::: Supplied information :::

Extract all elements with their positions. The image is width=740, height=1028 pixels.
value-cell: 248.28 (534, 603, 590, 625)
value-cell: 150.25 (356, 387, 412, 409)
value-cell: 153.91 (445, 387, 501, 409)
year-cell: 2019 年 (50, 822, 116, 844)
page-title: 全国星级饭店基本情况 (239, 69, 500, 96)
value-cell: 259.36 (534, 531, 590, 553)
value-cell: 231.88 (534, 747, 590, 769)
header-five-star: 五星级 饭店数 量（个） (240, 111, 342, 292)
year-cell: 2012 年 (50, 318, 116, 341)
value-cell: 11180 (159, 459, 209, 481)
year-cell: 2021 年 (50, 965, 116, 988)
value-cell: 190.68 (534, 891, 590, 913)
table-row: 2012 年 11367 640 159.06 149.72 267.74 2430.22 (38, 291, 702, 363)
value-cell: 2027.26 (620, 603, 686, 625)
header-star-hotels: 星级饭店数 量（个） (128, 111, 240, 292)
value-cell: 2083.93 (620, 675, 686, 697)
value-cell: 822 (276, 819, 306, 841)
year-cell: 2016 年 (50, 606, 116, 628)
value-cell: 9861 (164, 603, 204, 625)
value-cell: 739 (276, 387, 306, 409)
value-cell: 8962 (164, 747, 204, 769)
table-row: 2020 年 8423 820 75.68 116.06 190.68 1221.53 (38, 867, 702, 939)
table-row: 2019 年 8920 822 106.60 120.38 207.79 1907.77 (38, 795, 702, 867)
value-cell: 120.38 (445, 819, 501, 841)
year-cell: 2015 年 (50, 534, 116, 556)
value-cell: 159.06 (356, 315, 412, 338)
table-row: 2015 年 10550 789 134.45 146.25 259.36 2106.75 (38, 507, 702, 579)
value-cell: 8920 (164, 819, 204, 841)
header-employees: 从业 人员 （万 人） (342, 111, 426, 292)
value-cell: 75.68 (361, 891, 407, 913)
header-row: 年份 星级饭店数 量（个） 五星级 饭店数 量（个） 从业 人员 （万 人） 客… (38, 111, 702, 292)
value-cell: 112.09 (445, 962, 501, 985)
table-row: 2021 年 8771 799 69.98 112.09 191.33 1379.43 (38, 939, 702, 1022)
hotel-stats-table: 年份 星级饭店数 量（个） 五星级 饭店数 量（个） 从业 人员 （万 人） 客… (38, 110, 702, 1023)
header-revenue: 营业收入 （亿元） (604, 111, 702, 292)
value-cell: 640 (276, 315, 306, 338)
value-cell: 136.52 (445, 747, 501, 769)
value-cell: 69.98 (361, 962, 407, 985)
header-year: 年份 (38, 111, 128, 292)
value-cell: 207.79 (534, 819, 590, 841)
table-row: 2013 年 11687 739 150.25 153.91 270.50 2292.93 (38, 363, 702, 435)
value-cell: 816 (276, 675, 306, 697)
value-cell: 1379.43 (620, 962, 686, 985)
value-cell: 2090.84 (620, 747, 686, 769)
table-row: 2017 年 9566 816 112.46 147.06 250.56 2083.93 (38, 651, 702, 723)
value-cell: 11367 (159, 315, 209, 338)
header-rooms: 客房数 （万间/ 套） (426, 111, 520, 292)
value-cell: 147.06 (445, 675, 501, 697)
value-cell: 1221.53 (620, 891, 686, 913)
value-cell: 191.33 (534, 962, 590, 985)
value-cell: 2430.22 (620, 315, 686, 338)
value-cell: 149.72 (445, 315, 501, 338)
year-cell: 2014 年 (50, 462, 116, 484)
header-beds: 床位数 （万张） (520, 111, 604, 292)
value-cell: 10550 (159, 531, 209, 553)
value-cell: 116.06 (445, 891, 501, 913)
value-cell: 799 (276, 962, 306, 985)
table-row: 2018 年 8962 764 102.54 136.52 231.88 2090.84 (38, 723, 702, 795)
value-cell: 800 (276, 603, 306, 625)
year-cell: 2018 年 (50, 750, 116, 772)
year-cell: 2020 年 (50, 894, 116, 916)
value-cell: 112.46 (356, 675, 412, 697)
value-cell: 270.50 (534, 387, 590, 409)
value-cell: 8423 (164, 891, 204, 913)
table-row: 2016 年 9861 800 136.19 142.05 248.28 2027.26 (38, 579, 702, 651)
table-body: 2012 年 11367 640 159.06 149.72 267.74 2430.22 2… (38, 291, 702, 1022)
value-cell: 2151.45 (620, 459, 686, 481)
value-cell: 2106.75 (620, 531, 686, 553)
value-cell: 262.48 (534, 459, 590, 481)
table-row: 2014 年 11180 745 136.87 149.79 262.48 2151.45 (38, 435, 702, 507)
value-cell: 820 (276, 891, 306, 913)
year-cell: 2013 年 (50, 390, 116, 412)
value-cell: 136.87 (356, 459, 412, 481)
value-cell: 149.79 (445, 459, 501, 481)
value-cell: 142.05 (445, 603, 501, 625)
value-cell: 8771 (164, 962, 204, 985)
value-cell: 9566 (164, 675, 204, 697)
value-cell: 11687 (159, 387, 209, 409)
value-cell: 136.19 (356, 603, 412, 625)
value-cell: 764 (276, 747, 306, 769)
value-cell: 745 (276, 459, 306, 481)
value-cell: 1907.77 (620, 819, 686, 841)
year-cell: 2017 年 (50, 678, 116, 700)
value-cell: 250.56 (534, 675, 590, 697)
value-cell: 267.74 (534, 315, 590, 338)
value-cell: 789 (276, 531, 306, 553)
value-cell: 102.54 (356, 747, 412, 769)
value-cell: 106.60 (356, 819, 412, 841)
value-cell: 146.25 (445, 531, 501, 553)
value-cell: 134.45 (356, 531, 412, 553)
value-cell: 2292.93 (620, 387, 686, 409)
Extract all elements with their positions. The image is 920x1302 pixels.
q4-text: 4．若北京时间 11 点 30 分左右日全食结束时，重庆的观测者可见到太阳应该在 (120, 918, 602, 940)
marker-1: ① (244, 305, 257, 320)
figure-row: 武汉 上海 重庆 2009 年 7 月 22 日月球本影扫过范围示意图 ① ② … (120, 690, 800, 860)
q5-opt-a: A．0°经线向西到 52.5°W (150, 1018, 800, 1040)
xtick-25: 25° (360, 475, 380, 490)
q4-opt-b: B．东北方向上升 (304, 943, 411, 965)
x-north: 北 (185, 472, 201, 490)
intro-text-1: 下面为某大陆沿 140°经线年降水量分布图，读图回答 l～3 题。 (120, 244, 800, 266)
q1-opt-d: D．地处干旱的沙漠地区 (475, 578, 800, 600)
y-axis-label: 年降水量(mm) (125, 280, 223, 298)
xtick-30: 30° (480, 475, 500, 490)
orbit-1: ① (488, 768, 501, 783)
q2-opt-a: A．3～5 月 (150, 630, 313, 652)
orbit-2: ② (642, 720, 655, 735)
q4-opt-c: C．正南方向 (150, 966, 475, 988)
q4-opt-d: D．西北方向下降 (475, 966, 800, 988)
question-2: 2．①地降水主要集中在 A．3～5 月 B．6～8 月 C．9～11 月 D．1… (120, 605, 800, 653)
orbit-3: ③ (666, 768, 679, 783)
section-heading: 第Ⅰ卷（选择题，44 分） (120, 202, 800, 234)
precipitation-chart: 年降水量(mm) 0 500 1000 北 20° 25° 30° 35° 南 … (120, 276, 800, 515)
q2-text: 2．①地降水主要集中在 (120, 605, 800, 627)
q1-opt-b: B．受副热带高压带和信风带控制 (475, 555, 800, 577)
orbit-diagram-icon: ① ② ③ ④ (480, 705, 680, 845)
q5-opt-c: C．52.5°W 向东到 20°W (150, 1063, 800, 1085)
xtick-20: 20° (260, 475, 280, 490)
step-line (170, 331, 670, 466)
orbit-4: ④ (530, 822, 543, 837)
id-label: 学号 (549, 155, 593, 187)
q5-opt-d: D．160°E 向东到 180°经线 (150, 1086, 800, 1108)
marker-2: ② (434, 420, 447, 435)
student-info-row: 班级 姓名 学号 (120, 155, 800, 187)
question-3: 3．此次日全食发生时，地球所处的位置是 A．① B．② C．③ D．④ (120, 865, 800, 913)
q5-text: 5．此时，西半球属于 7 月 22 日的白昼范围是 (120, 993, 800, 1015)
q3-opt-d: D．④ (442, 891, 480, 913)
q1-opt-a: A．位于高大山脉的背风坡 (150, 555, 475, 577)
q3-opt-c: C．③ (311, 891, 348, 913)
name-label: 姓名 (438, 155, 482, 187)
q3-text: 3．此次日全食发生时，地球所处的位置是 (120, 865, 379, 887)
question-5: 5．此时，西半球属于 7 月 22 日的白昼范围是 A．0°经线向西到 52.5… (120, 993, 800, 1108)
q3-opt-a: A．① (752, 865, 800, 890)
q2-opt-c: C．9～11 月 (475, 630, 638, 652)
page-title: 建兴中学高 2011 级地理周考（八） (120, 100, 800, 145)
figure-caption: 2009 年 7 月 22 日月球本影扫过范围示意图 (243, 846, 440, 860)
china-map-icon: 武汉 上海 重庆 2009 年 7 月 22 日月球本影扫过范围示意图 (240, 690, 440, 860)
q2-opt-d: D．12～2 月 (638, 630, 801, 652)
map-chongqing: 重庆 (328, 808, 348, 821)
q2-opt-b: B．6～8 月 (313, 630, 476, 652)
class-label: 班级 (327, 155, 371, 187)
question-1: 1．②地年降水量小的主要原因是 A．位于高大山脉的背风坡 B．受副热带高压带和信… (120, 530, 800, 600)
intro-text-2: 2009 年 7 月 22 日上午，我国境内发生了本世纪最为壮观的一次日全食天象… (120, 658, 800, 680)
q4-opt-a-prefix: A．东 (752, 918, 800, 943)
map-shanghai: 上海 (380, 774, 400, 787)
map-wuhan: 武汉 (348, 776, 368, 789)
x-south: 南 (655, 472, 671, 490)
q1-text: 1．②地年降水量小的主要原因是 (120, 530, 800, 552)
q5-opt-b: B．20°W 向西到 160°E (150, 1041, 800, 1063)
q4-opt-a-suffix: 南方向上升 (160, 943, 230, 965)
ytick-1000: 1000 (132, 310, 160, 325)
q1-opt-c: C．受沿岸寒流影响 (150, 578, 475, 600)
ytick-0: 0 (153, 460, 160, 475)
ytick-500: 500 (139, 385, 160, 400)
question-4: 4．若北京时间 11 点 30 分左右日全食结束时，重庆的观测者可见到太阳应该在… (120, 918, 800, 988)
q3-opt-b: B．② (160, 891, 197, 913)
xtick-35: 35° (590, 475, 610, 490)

:::

◆ What to work on:
Could you copy word for word the part of the data that opens with its first line and closes with the line containing "value-cell: 231.88 (534, 747, 590, 769)", including both of those lines?

◆ Complete answer:
Extract all elements with their positions. The image is width=740, height=1028 pixels.
value-cell: 248.28 (534, 603, 590, 625)
value-cell: 150.25 (356, 387, 412, 409)
value-cell: 153.91 (445, 387, 501, 409)
year-cell: 2019 年 (50, 822, 116, 844)
page-title: 全国星级饭店基本情况 (239, 69, 500, 96)
value-cell: 259.36 (534, 531, 590, 553)
value-cell: 231.88 (534, 747, 590, 769)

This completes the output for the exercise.